(TASK STATEMENT):
Pick out each line of the records that includes the string "Curves", and copy it.

(RECORDS FOR PROCESSING):
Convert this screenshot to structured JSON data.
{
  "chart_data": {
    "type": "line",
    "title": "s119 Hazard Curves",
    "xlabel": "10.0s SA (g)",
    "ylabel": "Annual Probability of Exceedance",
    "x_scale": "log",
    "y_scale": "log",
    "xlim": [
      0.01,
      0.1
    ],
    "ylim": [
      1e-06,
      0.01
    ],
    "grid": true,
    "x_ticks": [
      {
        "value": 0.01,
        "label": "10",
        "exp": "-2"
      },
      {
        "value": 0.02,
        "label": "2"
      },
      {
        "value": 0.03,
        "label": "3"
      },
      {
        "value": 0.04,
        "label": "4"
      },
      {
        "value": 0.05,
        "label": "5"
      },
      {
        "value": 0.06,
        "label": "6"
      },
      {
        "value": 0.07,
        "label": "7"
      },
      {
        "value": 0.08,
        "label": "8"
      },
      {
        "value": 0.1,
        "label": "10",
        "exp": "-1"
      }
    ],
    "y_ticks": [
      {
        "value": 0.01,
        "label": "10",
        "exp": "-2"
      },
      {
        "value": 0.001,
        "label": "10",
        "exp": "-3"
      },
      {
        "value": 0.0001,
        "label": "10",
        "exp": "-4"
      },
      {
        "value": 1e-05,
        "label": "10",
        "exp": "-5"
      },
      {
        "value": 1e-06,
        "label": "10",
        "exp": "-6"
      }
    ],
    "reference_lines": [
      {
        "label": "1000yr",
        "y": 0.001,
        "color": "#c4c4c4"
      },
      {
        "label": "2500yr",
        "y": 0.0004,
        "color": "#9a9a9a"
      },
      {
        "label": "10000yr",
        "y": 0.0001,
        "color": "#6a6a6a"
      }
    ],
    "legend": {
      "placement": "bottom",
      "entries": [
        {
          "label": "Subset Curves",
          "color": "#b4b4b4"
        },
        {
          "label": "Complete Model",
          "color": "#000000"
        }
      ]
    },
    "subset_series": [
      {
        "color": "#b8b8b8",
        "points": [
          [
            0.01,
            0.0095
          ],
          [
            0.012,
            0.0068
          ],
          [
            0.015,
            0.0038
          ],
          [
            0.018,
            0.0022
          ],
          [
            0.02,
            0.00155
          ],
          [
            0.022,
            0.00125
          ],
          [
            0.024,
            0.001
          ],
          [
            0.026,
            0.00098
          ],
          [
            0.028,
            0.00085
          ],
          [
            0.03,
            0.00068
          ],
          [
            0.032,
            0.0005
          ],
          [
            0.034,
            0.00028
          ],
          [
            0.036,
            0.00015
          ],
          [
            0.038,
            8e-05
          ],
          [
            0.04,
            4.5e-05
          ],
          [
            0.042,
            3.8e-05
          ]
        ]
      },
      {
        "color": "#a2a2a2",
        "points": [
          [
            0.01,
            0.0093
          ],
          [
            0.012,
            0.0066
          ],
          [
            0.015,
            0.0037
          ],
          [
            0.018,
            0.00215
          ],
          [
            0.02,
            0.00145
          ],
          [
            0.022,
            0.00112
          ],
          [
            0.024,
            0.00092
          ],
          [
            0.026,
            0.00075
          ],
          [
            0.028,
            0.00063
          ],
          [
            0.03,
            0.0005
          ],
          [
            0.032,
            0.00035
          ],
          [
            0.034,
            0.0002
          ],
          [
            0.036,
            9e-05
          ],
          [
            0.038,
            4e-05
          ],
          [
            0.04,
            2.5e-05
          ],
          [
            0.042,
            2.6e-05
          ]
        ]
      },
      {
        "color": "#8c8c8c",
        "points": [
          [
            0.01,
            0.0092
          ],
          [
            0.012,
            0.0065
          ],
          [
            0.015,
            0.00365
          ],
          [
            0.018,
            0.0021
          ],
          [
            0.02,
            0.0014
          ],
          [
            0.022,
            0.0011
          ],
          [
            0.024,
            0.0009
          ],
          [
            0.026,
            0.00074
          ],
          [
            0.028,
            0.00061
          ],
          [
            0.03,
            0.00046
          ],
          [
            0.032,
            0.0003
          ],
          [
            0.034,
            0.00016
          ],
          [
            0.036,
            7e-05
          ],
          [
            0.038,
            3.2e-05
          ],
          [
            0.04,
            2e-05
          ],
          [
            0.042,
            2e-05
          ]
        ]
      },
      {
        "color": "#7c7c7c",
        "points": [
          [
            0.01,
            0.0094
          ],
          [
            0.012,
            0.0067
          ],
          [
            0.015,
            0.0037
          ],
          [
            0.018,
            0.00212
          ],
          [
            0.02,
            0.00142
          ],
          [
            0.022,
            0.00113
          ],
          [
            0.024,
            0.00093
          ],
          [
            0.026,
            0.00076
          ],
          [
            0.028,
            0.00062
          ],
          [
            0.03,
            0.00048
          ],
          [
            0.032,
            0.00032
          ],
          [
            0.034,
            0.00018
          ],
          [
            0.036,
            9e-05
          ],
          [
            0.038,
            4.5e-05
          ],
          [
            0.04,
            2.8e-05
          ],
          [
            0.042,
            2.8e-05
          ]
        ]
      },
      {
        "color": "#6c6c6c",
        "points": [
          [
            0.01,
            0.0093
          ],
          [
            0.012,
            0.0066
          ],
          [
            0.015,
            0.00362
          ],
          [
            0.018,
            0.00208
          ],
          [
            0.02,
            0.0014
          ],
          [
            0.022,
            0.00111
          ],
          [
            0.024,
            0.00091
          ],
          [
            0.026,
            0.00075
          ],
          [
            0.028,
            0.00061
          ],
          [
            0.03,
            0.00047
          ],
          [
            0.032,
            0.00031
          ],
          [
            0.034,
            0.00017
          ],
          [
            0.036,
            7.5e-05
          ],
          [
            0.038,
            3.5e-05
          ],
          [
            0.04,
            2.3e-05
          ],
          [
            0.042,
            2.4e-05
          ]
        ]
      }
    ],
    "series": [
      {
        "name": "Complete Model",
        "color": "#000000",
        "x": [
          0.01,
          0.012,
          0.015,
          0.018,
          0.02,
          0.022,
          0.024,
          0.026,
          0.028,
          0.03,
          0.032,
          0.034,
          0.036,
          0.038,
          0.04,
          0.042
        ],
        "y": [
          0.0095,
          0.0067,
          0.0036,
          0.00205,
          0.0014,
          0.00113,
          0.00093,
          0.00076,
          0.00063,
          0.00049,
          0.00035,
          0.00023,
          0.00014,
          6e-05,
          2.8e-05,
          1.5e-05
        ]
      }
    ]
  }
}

(EXERCISE OUTPUT):
    "title": "s119 Hazard Curves",
          "label": "Subset Curves",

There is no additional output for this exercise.